Task
Render every line of the material below as a Markdown table with the columns No. and Entry, numbering the rows and skipping blank lines. Leave out the pictures.

Listed records
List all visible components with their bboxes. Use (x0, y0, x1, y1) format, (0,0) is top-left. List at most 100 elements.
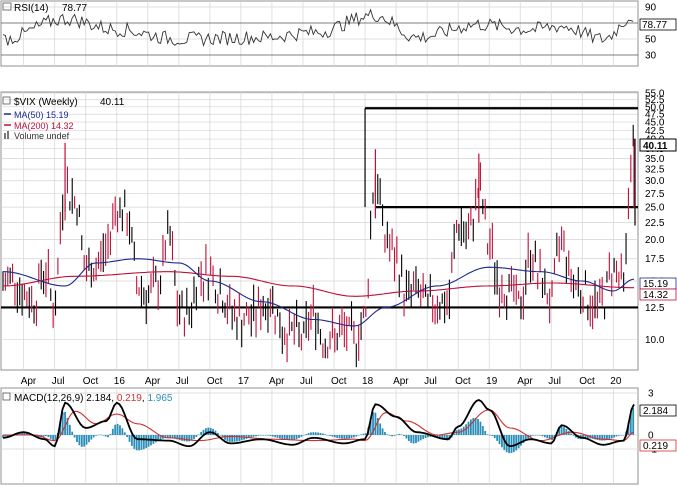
macd-histogram-bar (18, 432, 21, 435)
macd-histogram-bar (586, 435, 589, 439)
x-tick-label: Oct (331, 376, 347, 387)
macd-histogram-bar (532, 435, 534, 436)
macd-histogram-bar (333, 435, 336, 438)
macd-histogram-bar (372, 412, 374, 435)
macd-histogram-bar (76, 435, 78, 443)
macd-histogram-bar (584, 435, 587, 439)
macd-histogram-bar (479, 421, 482, 435)
macd-histogram-bar (231, 435, 234, 442)
macd-histogram-bar (240, 435, 243, 441)
macd-histogram-bar (197, 434, 200, 435)
macd-histogram-bar (400, 434, 403, 435)
macd-histogram-bar (384, 432, 386, 435)
macd-histogram-bar (324, 434, 327, 435)
macd-histogram-bar (376, 417, 379, 435)
macd-histogram-bar (419, 435, 422, 441)
ma200-legend: MA(200) 14.32 (14, 121, 74, 131)
macd-histogram-bar (290, 435, 293, 440)
macd-histogram-bar (350, 435, 353, 439)
ma50-last-box: 15.19 (639, 277, 677, 290)
macd-histogram-bar (491, 435, 494, 437)
x-tick-label: 16 (114, 376, 126, 387)
price-legend: $VIX (Weekly) 40.11 MA(50) 15.19 MA(200)… (2, 96, 125, 141)
price-tick-label: 25.0 (645, 203, 665, 214)
macd-histogram-bar (512, 435, 515, 453)
macd-histogram-bar (321, 433, 324, 435)
price-tick-label: 35.0 (645, 154, 665, 165)
macd-histogram-bar (417, 435, 420, 442)
macd-histogram-bar (364, 433, 367, 435)
macd-histogram-bar (484, 430, 487, 435)
macd-histogram-bar (302, 435, 305, 436)
macd-histogram-bar (331, 435, 334, 437)
svg-text:40.11: 40.11 (643, 141, 668, 152)
macd-tick-label: 3 (648, 389, 654, 400)
macd-histogram-bar (2, 435, 4, 438)
macd-histogram-bar (424, 435, 427, 439)
x-tick-label: 20 (610, 376, 622, 387)
macd-histogram-bar (293, 435, 296, 440)
macd-histogram-bar (221, 435, 224, 438)
macd-histogram-bar (305, 434, 308, 435)
macd-histogram-bar (147, 435, 150, 447)
macd-line (2, 399, 635, 448)
macd-histogram-bar (97, 434, 100, 436)
macd-histogram-bar (613, 435, 616, 438)
macd-histogram-bar (207, 427, 210, 435)
macd-histogram-bar (560, 425, 563, 435)
macd-histogram-bar (307, 433, 310, 435)
rsi-last-box: 78.77 (639, 18, 677, 31)
macd-histogram-bar (128, 435, 131, 442)
macd-histogram-bar (329, 435, 331, 436)
macd-histogram-bar (178, 435, 181, 441)
macd-histogram-bar (102, 435, 105, 436)
macd-histogram-bar (524, 435, 527, 441)
ma200-last-box: 14.32 (639, 288, 677, 301)
macd-histogram-bar (407, 435, 410, 442)
macd-histogram-bar (477, 418, 479, 435)
macd-histogram-bar (336, 435, 339, 438)
macd-histogram-bar (572, 435, 575, 436)
macd-histogram-bar (541, 435, 544, 437)
macd-tick-label: 0 (648, 431, 654, 442)
macd-histogram-bar (269, 435, 272, 437)
macd-histogram-bar (193, 435, 195, 440)
x-tick-label: Jul (176, 376, 189, 387)
svg-text:0.219: 0.219 (643, 441, 668, 452)
price-tick-label: 50.0 (645, 102, 665, 113)
macd-histogram-bar (503, 435, 506, 451)
macd-histogram-bar (632, 407, 635, 435)
x-tick-label: Jul (424, 376, 437, 387)
macd-histogram-bar (598, 435, 601, 441)
macd-histogram-bar (283, 435, 286, 440)
macd-histogram-bar (412, 435, 415, 444)
macd-histogram-bar (255, 435, 257, 437)
rsi-tick-label: 30 (645, 51, 657, 62)
macd-histogram-bar (109, 434, 112, 435)
ma50-line (3, 258, 635, 327)
signal-line (3, 409, 635, 442)
rsi-tick-label: 50 (645, 35, 657, 46)
macd-histogram-bar (73, 435, 76, 438)
macd-histogram-bar (188, 435, 191, 442)
macd-histogram-bar (114, 424, 117, 435)
volume-legend: Volume undef (14, 131, 70, 141)
macd-histogram-bar (135, 435, 138, 451)
macd-histogram-bar (68, 424, 71, 435)
macd-histogram-bar (47, 435, 50, 438)
macd-histogram-bar (515, 435, 518, 451)
macd-histogram-bar (264, 435, 267, 436)
macd-histogram-bar (116, 423, 119, 435)
macd-histogram-bar (570, 433, 573, 435)
macd-histogram-bar (436, 435, 439, 438)
x-tick-label: 19 (486, 376, 498, 387)
macd-histogram-bar (250, 435, 253, 438)
macd-histogram-bar (99, 434, 102, 436)
ma200-line (3, 271, 634, 297)
macd-last-box: 2.184 (639, 404, 677, 417)
macd-histogram-bar (314, 432, 317, 435)
macd-histogram-bar (42, 435, 45, 437)
x-tick-label: Oct (455, 376, 471, 387)
macd-histogram-bar (166, 435, 169, 438)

Final result
| No. | Entry |
|---|---|
| 1 | List all visible components with their bboxes. Use (x0, y0, x1, y1) format, (0,0) is top-left. List at most 100 elements. |
| 2 | macd-histogram-bar (18, 432, 21, 435) |
| 3 | macd-histogram-bar (586, 435, 589, 439) |
| 4 | x-tick-label: Oct (331, 376, 347, 387) |
| 5 | macd-histogram-bar (532, 435, 534, 436) |
| 6 | macd-histogram-bar (333, 435, 336, 438) |
| 7 | macd-histogram-bar (372, 412, 374, 435) |
| 8 | macd-histogram-bar (76, 435, 78, 443) |
| 9 | macd-histogram-bar (584, 435, 587, 439) |
| 10 | macd-histogram-bar (479, 421, 482, 435) |
| 11 | macd-histogram-bar (231, 435, 234, 442) |
| 12 | macd-histogram-bar (240, 435, 243, 441) |
| 13 | macd-histogram-bar (197, 434, 200, 435) |
| 14 | macd-histogram-bar (400, 434, 403, 435) |
| 15 | macd-histogram-bar (384, 432, 386, 435) |
| 16 | macd-histogram-bar (324, 434, 327, 435) |
| 17 | macd-histogram-bar (376, 417, 379, 435) |
| 18 | macd-histogram-bar (419, 435, 422, 441) |
| 19 | ma200-legend: MA(200) 14.32 (14, 121, 74, 131) |
| 20 | macd-histogram-bar (290, 435, 293, 440) |
| 21 | macd-histogram-bar (350, 435, 353, 439) |
| 22 | ma50-last-box: 15.19 (639, 277, 677, 290) |
| 23 | macd-histogram-bar (491, 435, 494, 437) |
| 24 | x-tick-label: 16 (114, 376, 126, 387) |
| 25 | price-legend: $VIX (Weekly) 40.11 MA(50) 15.19 MA(200)… (2, 96, 125, 141) |
| 26 | price-tick-label: 25.0 (645, 203, 665, 214) |
| 27 | macd-histogram-bar (512, 435, 515, 453) |
| 28 | macd-histogram-bar (321, 433, 324, 435) |
| 29 | price-tick-label: 35.0 (645, 154, 665, 165) |
| 30 | macd-histogram-bar (417, 435, 420, 442) |
| 31 | macd-histogram-bar (364, 433, 367, 435) |
| 32 | macd-histogram-bar (484, 430, 487, 435) |
| 33 | macd-histogram-bar (302, 435, 305, 436) |
| 34 | macd-histogram-bar (331, 435, 334, 437) |
| 35 | svg-text:40.11: 40.11 (643, 141, 668, 152) |
| 36 | macd-tick-label: 3 (648, 389, 654, 400) |
| 37 | macd-histogram-bar (2, 435, 4, 438) |
| 38 | macd-histogram-bar (424, 435, 427, 439) |
| 39 | x-tick-label: 20 (610, 376, 622, 387) |
| 40 | macd-histogram-bar (293, 435, 296, 440) |
| 41 | macd-histogram-bar (221, 435, 224, 438) |
| 42 | macd-histogram-bar (305, 434, 308, 435) |
| 43 | macd-histogram-bar (147, 435, 150, 447) |
| 44 | macd-line (2, 399, 635, 448) |
| 45 | macd-histogram-bar (97, 434, 100, 436) |
| 46 | macd-histogram-bar (613, 435, 616, 438) |
| 47 | macd-histogram-bar (207, 427, 210, 435) |
| 48 | macd-histogram-bar (560, 425, 563, 435) |
| 49 | macd-histogram-bar (307, 433, 310, 435) |
| 50 | rsi-last-box: 78.77 (639, 18, 677, 31) |
| 51 | macd-histogram-bar (128, 435, 131, 442) |
| 52 | macd-histogram-bar (329, 435, 331, 436) |
| 53 | macd-histogram-bar (178, 435, 181, 441) |
| 54 | macd-histogram-bar (102, 435, 105, 436) |
| 55 | macd-histogram-bar (524, 435, 527, 441) |
| 56 | ma200-last-box: 14.32 (639, 288, 677, 301) |
| 57 | macd-histogram-bar (407, 435, 410, 442) |
| 58 | macd-histogram-bar (477, 418, 479, 435) |
| 59 | macd-histogram-bar (336, 435, 339, 438) |
| 60 | macd-histogram-bar (572, 435, 575, 436) |
| 61 | macd-histogram-bar (541, 435, 544, 437) |
| 62 | macd-tick-label: 0 (648, 431, 654, 442) |
| 63 | macd-histogram-bar (269, 435, 272, 437) |
| 64 | macd-histogram-bar (193, 435, 195, 440) |
| 65 | x-tick-label: Jul (176, 376, 189, 387) |
| 66 | svg-text:0.219: 0.219 (643, 441, 668, 452) |
| 67 | price-tick-label: 50.0 (645, 102, 665, 113) |
| 68 | macd-histogram-bar (503, 435, 506, 451) |
| 69 | macd-histogram-bar (632, 407, 635, 435) |
| 70 | x-tick-label: Jul (424, 376, 437, 387) |
| 71 | macd-histogram-bar (598, 435, 601, 441) |
| 72 | macd-histogram-bar (283, 435, 286, 440) |
| 73 | macd-histogram-bar (412, 435, 415, 444) |
| 74 | macd-histogram-bar (255, 435, 257, 437) |
| 75 | rsi-tick-label: 30 (645, 51, 657, 62) |
| 76 | macd-histogram-bar (109, 434, 112, 435) |
| 77 | ma50-line (3, 258, 635, 327) |
| 78 | signal-line (3, 409, 635, 442) |
| 79 | rsi-tick-label: 50 (645, 35, 657, 46) |
| 80 | macd-histogram-bar (73, 435, 76, 438) |
| 81 | macd-histogram-bar (188, 435, 191, 442) |
| 82 | macd-histogram-bar (114, 424, 117, 435) |
| 83 | volume-legend: Volume undef (14, 131, 70, 141) |
| 84 | macd-histogram-bar (135, 435, 138, 451) |
| 85 | macd-histogram-bar (68, 424, 71, 435) |
| 86 | macd-histogram-bar (47, 435, 50, 438) |
| 87 | macd-histogram-bar (515, 435, 518, 451) |
| 88 | macd-histogram-bar (264, 435, 267, 436) |
| 89 | macd-histogram-bar (116, 423, 119, 435) |
| 90 | macd-histogram-bar (570, 433, 573, 435) |
| 91 | macd-histogram-bar (436, 435, 439, 438) |
| 92 | x-tick-label: 19 (486, 376, 498, 387) |
| 93 | macd-histogram-bar (250, 435, 253, 438) |
| 94 | macd-histogram-bar (99, 434, 102, 436) |
| 95 | ma200-line (3, 271, 634, 297) |
| 96 | macd-last-box: 2.184 (639, 404, 677, 417) |
| 97 | macd-histogram-bar (314, 432, 317, 435) |
| 98 | macd-histogram-bar (42, 435, 45, 437) |
| 99 | x-tick-label: Oct (455, 376, 471, 387) |
| 100 | macd-histogram-bar (166, 435, 169, 438) |